** Start DATASET ROWS **

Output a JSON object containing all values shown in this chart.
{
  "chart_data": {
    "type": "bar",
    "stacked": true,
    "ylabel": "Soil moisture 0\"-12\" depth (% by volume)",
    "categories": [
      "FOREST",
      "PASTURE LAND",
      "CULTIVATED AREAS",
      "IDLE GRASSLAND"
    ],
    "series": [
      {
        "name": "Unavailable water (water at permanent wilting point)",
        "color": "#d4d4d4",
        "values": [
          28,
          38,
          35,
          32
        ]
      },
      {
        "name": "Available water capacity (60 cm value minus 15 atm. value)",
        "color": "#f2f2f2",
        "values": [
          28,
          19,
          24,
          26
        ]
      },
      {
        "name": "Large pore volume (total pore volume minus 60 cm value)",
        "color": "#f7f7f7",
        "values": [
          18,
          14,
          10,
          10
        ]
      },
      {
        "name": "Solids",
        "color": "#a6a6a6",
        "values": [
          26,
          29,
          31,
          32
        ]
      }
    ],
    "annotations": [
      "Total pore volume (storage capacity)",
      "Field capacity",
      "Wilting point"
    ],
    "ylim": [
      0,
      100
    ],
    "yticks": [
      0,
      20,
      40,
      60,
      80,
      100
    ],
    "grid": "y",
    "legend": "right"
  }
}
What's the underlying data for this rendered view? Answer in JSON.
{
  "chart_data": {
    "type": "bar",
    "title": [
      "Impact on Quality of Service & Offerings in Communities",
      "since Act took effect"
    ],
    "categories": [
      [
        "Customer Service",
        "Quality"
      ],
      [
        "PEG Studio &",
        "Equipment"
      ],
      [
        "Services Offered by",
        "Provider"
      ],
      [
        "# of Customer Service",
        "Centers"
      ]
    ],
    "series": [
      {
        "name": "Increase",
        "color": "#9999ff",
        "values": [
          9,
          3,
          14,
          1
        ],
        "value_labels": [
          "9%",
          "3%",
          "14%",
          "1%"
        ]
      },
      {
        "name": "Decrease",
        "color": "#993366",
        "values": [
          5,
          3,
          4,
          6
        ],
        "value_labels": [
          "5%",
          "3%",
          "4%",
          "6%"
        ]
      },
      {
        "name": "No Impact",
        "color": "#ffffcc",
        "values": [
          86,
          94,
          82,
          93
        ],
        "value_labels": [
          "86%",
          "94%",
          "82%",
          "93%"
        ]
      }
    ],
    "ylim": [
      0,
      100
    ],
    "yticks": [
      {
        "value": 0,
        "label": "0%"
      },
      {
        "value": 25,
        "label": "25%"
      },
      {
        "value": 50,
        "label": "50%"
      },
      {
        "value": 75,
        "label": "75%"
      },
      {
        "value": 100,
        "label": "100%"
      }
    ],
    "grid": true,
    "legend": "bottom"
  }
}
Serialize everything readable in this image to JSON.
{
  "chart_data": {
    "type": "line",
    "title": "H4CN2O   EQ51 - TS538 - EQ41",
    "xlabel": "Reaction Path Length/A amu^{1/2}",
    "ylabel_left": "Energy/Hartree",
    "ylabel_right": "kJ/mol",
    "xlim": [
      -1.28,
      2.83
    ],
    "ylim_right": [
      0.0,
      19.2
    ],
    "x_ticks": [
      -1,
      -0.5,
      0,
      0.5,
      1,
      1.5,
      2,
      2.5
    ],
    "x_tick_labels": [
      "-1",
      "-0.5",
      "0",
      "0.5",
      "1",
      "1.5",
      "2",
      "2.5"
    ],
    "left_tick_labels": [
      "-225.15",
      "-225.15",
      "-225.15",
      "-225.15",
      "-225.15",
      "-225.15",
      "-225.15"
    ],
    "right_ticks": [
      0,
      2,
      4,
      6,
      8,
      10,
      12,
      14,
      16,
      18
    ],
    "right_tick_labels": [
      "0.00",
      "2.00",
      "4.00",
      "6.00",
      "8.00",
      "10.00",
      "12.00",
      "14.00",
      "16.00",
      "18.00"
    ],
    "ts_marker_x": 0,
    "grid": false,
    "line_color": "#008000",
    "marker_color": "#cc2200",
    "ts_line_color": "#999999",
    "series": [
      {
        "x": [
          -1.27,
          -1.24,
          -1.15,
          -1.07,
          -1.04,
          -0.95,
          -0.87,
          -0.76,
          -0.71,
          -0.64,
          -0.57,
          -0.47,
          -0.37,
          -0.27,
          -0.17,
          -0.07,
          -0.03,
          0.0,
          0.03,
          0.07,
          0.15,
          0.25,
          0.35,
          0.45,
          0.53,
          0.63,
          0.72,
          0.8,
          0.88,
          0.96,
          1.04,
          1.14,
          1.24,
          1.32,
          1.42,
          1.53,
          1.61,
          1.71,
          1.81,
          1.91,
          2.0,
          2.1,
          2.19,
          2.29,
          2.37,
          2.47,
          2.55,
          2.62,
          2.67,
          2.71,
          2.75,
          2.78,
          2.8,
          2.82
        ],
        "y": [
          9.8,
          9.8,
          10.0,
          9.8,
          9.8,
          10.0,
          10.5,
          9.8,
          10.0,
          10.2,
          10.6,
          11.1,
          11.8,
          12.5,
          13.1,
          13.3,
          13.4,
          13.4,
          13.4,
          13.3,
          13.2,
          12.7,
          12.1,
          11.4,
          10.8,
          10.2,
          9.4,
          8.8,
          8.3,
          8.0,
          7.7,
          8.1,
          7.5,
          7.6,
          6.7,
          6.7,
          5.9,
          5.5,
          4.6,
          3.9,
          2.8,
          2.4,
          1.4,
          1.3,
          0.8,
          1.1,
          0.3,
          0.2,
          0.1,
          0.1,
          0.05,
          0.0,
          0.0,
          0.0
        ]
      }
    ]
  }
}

** End DATASET ROWS **

TASK OBJECTIVE: Looking at the records above, work out how many lines include the word "name", then give that number by itself.

RESPONSE BELOW: 7